* Written exercise: Your answer should be only a number: how many lines include the word "name".
[begin Exercise material]
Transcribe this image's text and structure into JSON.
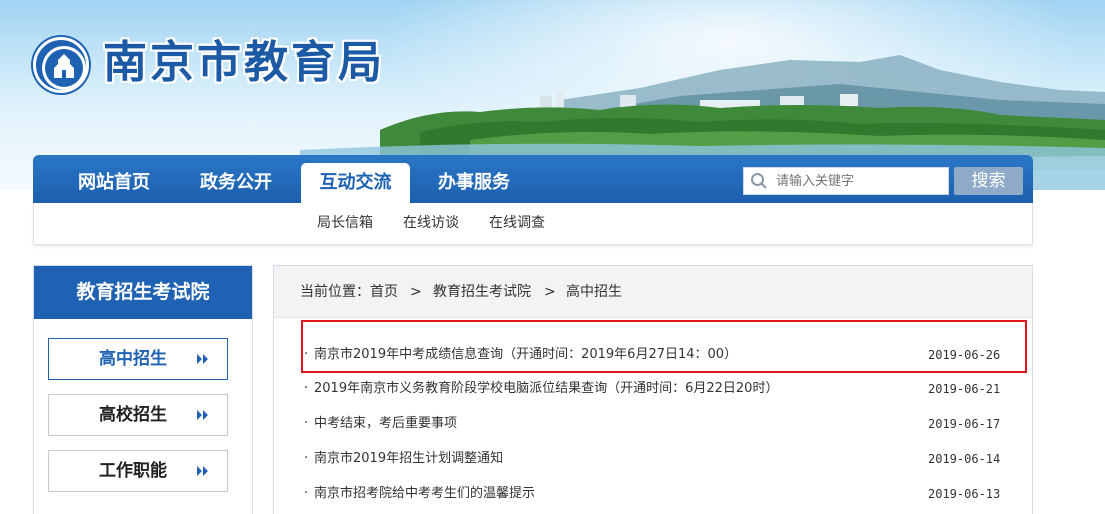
{
  "header": {
    "site_title": "南京市教育局"
  },
  "nav": {
    "items": [
      {
        "label": "网站首页"
      },
      {
        "label": "政务公开"
      },
      {
        "label": "互动交流",
        "active": true
      },
      {
        "label": "办事服务"
      }
    ],
    "search": {
      "placeholder": "请输入关键字",
      "button_label": "搜索",
      "icon": "search-icon"
    },
    "sub_items": [
      {
        "label": "局长信箱"
      },
      {
        "label": "在线访谈"
      },
      {
        "label": "在线调查"
      }
    ]
  },
  "sidebar": {
    "title": "教育招生考试院",
    "items": [
      {
        "label": "高中招生",
        "active": true
      },
      {
        "label": "高校招生"
      },
      {
        "label": "工作职能"
      }
    ]
  },
  "breadcrumb": {
    "prefix": "当前位置：",
    "items": [
      "首页",
      "教育招生考试院",
      "高中招生"
    ],
    "separator": ">"
  },
  "news": [
    {
      "title": "南京市2019年中考成绩信息查询（开通时间：2019年6月27日14：00）",
      "date": "2019-06-26",
      "highlighted": true
    },
    {
      "title": "2019年南京市义务教育阶段学校电脑派位结果查询（开通时间：6月22日20时）",
      "date": "2019-06-21"
    },
    {
      "title": "中考结束，考后重要事项",
      "date": "2019-06-17"
    },
    {
      "title": "南京市2019年招生计划调整通知",
      "date": "2019-06-14"
    },
    {
      "title": "南京市招考院给中考考生们的温馨提示",
      "date": "2019-06-13"
    }
  ],
  "colors": {
    "primary_blue": "#1f62b3",
    "highlight_red": "#e0141c",
    "search_button": "#8fa9c8"
  }
}
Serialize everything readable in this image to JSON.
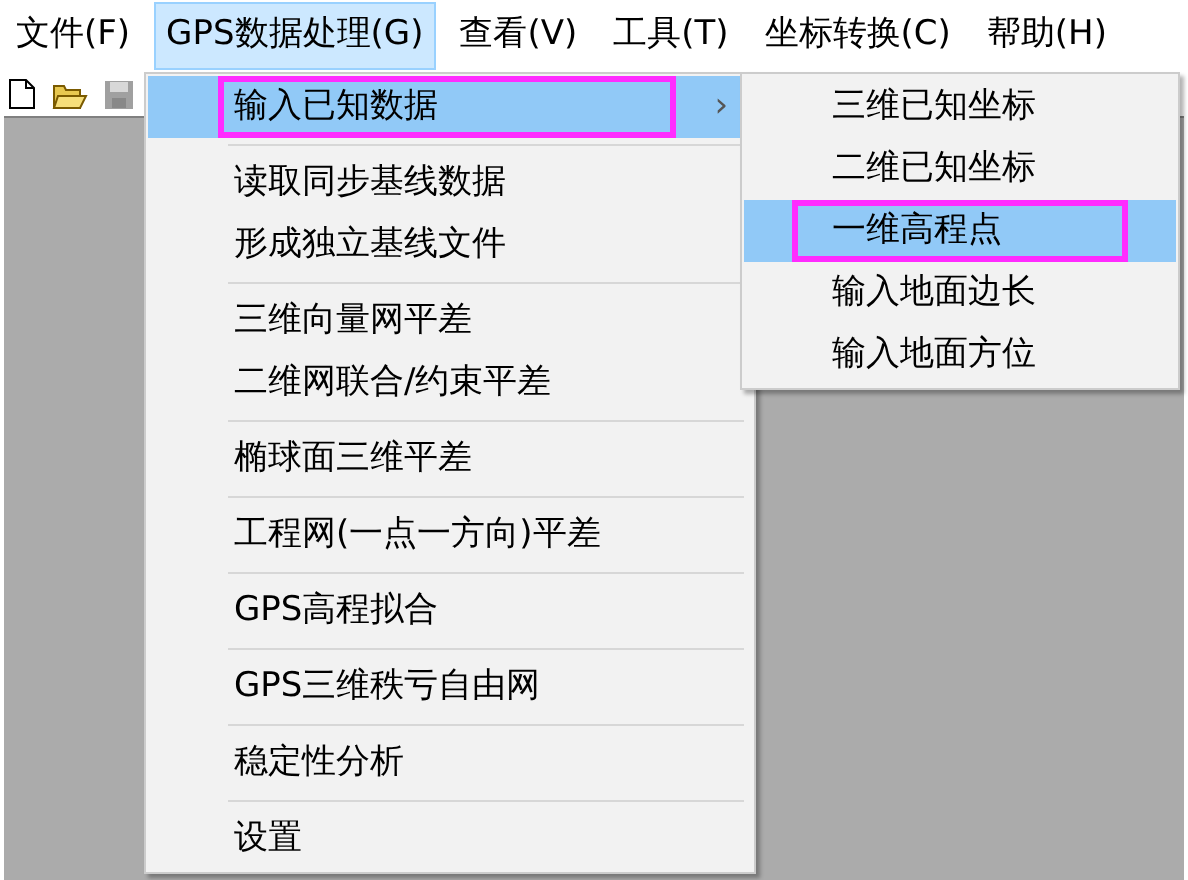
{
  "menubar": [
    {
      "label": "文件(F)",
      "selected": false
    },
    {
      "label": "GPS数据处理(G)",
      "selected": true
    },
    {
      "label": "查看(V)",
      "selected": false
    },
    {
      "label": "工具(T)",
      "selected": false
    },
    {
      "label": "坐标转换(C)",
      "selected": false
    },
    {
      "label": "帮助(H)",
      "selected": false
    }
  ],
  "toolbar": [
    {
      "kind": "new",
      "disabled": false
    },
    {
      "kind": "open",
      "disabled": false
    },
    {
      "kind": "save",
      "disabled": true
    }
  ],
  "dropdown": {
    "items": [
      {
        "label": "输入已知数据",
        "selected": true,
        "submenu": true,
        "annotated": true,
        "separator_before": false
      },
      {
        "label": "读取同步基线数据",
        "selected": false,
        "submenu": false,
        "annotated": false,
        "separator_before": true
      },
      {
        "label": "形成独立基线文件",
        "selected": false,
        "submenu": false,
        "annotated": false,
        "separator_before": false
      },
      {
        "label": "三维向量网平差",
        "selected": false,
        "submenu": false,
        "annotated": false,
        "separator_before": true
      },
      {
        "label": "二维网联合/约束平差",
        "selected": false,
        "submenu": false,
        "annotated": false,
        "separator_before": false
      },
      {
        "label": "椭球面三维平差",
        "selected": false,
        "submenu": false,
        "annotated": false,
        "separator_before": true
      },
      {
        "label": "工程网(一点一方向)平差",
        "selected": false,
        "submenu": false,
        "annotated": false,
        "separator_before": true
      },
      {
        "label": "GPS高程拟合",
        "selected": false,
        "submenu": false,
        "annotated": false,
        "separator_before": true
      },
      {
        "label": "GPS三维秩亏自由网",
        "selected": false,
        "submenu": false,
        "annotated": false,
        "separator_before": true
      },
      {
        "label": "稳定性分析",
        "selected": false,
        "submenu": false,
        "annotated": false,
        "separator_before": true
      },
      {
        "label": "设置",
        "selected": false,
        "submenu": false,
        "annotated": false,
        "separator_before": true
      }
    ],
    "submenu_arrow": "›"
  },
  "submenu": {
    "items": [
      {
        "label": "三维已知坐标",
        "selected": false,
        "annotated": false
      },
      {
        "label": "二维已知坐标",
        "selected": false,
        "annotated": false
      },
      {
        "label": "一维高程点",
        "selected": true,
        "annotated": true
      },
      {
        "label": "输入地面边长",
        "selected": false,
        "annotated": false
      },
      {
        "label": "输入地面方位",
        "selected": false,
        "annotated": false
      }
    ]
  }
}
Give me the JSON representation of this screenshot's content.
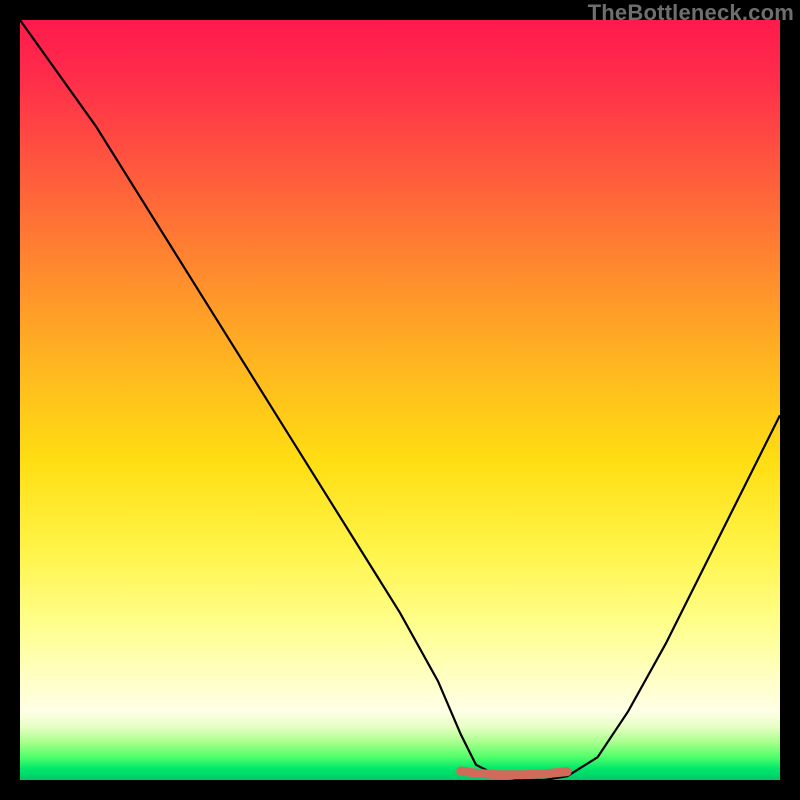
{
  "watermark": {
    "text": "TheBottleneck.com"
  },
  "colors": {
    "frame": "#000000",
    "curve": "#000000",
    "bottom_marker": "#d06a5a",
    "gradient_top": "#ff1a4d",
    "gradient_mid": "#ffde12",
    "gradient_bottom": "#00c86a"
  },
  "chart_data": {
    "type": "line",
    "title": "",
    "xlabel": "",
    "ylabel": "",
    "xlim": [
      0,
      100
    ],
    "ylim": [
      0,
      100
    ],
    "series": [
      {
        "name": "bottleneck-curve",
        "x": [
          0,
          5,
          10,
          15,
          20,
          25,
          30,
          35,
          40,
          45,
          50,
          55,
          58,
          60,
          63,
          66,
          69,
          72,
          76,
          80,
          85,
          90,
          95,
          100
        ],
        "values": [
          100,
          93,
          86,
          78,
          70,
          62,
          54,
          46,
          38,
          30,
          22,
          13,
          6,
          2,
          0.5,
          0,
          0,
          0.5,
          3,
          9,
          18,
          28,
          38,
          48
        ]
      },
      {
        "name": "optimal-band-marker",
        "x": [
          58,
          60,
          63,
          66,
          69,
          72
        ],
        "values": [
          1.2,
          0.9,
          0.7,
          0.7,
          0.8,
          1.1
        ]
      }
    ],
    "annotations": [
      {
        "text": "TheBottleneck.com",
        "role": "watermark",
        "position": "top-right"
      }
    ]
  }
}
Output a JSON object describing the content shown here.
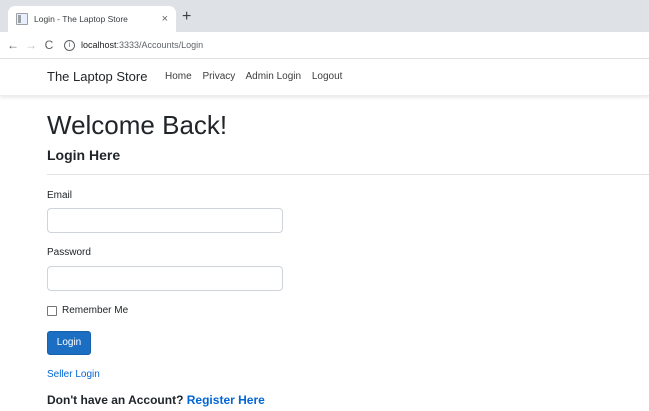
{
  "browser": {
    "tab_title": "Login - The Laptop Store",
    "tab_close": "×",
    "new_tab": "+",
    "back": "←",
    "forward": "→",
    "reload": "C",
    "url_host": "localhost",
    "url_path": ":3333/Accounts/Login"
  },
  "navbar": {
    "brand": "The Laptop Store",
    "links": [
      "Home",
      "Privacy",
      "Admin Login",
      "Logout"
    ]
  },
  "page": {
    "heading": "Welcome Back!",
    "subheading": "Login Here",
    "email_label": "Email",
    "email_value": "",
    "password_label": "Password",
    "password_value": "",
    "remember_label": "Remember Me",
    "login_button": "Login",
    "seller_link": "Seller Login",
    "register_prompt": "Don't have an Account?",
    "register_link": "Register Here"
  },
  "colors": {
    "primary_button": "#1b6ec2",
    "link": "#0366d6"
  }
}
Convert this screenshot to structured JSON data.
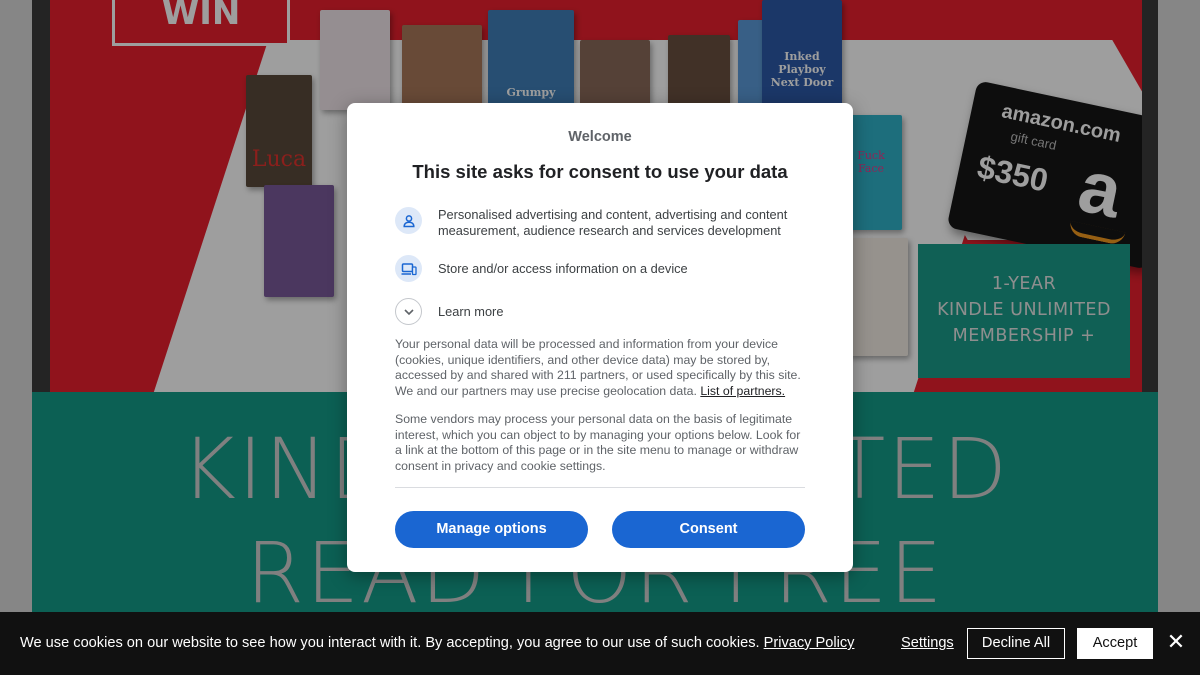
{
  "background": {
    "win_badge": "WIN",
    "books": [
      "Luca",
      "Grumpy",
      "Inked Playboy Next Door",
      "Fuck Face"
    ],
    "amazon_card": {
      "brand": "amazon.com",
      "subtitle": "gift card",
      "amount": "$350",
      "logo_letter": "a"
    },
    "promo_lines": [
      "1-YEAR",
      "KINDLE UNLIMITED",
      "MEMBERSHIP +"
    ],
    "banner_line1": "KINDLE UNLIMITED",
    "banner_line2": "READ FOR FREE"
  },
  "consent_dialog": {
    "welcome": "Welcome",
    "title": "This site asks for consent to use your data",
    "purposes": [
      {
        "icon": "person-icon",
        "text": "Personalised advertising and content, advertising and content measurement, audience research and services development"
      },
      {
        "icon": "device-icon",
        "text": "Store and/or access information on a device"
      }
    ],
    "learn_more": "Learn more",
    "paragraph1": "Your personal data will be processed and information from your device (cookies, unique identifiers, and other device data) may be stored by, accessed by and shared with 211 partners, or used specifically by this site. We and our partners may use precise geolocation data.",
    "partners_link": "List of partners.",
    "paragraph2": "Some vendors may process your personal data on the basis of legitimate interest, which you can object to by managing your options below. Look for a link at the bottom of this page or in the site menu to manage or withdraw consent in privacy and cookie settings.",
    "manage_options": "Manage options",
    "consent": "Consent",
    "accent_color": "#1a66d2"
  },
  "cookie_bar": {
    "text": "We use cookies on our website to see how you interact with it. By accepting, you agree to our use of such cookies.",
    "privacy_link": "Privacy Policy",
    "settings": "Settings",
    "decline_all": "Decline All",
    "accept": "Accept",
    "close_icon": "✕"
  }
}
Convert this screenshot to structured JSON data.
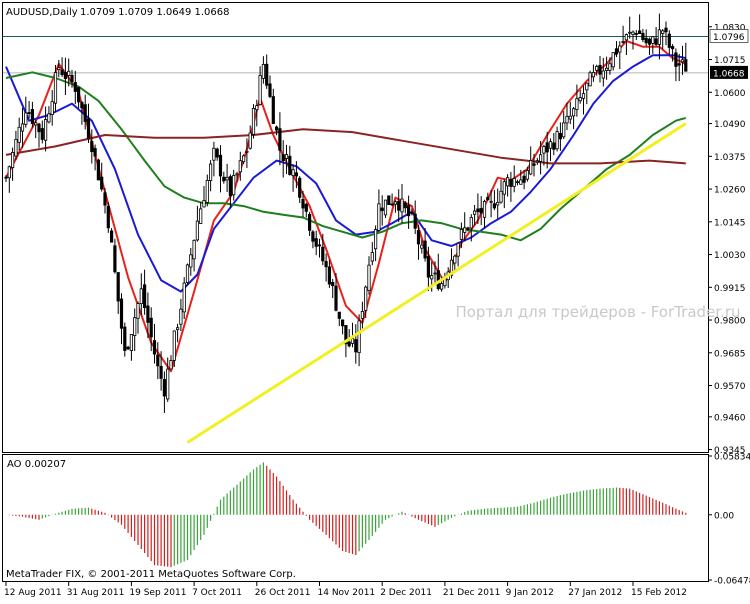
[end Exercise material]
* In response: 2